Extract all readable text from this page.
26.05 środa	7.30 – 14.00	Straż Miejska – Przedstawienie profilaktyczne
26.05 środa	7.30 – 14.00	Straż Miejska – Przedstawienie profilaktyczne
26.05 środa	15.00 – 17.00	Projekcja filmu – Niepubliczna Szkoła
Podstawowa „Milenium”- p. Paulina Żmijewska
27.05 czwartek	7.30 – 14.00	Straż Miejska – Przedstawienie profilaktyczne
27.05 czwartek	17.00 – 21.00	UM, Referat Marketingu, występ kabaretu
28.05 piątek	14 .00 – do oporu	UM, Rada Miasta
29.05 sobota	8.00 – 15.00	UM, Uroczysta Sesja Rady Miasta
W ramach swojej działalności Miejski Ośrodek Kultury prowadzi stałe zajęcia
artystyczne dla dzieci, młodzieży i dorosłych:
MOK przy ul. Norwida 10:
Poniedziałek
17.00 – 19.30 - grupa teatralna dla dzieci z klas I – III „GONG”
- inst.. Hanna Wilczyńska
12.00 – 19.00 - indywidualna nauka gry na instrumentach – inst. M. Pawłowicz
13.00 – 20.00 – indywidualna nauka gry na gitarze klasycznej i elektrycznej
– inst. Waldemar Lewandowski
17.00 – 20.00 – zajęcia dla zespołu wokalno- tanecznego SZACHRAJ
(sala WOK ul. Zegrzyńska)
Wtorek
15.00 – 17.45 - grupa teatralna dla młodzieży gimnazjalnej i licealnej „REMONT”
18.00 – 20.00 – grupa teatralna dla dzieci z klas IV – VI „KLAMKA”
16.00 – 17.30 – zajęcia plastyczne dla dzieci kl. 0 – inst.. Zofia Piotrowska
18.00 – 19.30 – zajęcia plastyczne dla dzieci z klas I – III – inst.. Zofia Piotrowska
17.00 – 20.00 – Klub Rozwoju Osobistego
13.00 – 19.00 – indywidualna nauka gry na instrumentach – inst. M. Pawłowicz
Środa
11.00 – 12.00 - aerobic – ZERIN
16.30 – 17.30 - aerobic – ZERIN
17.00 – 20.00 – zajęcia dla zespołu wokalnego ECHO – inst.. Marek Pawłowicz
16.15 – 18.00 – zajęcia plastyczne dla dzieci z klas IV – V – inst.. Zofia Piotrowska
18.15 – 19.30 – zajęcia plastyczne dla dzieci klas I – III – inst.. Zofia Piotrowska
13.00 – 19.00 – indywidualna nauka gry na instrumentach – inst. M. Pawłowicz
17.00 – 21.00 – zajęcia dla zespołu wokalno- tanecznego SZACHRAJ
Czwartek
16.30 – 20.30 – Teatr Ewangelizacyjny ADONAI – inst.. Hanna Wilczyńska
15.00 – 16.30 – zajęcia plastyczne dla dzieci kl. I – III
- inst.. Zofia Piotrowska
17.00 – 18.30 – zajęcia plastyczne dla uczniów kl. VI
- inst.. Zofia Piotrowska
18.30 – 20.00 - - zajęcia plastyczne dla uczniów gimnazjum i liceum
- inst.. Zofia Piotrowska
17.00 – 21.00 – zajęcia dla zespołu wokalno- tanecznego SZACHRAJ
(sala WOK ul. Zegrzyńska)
..............................
→ **WHAT TO PRODUCE**: Track down all lines above with the string "indywidualna" and copy them.

→ **EXERCISE OUTPUT**:
12.00 – 19.00 - indywidualna nauka gry na instrumentach – inst. M. Pawłowicz
13.00 – 20.00 – indywidualna nauka gry na gitarze klasycznej i elektrycznej
13.00 – 19.00 – indywidualna nauka gry na instrumentach – inst. M. Pawłowicz
13.00 – 19.00 – indywidualna nauka gry na instrumentach – inst. M. Pawłowicz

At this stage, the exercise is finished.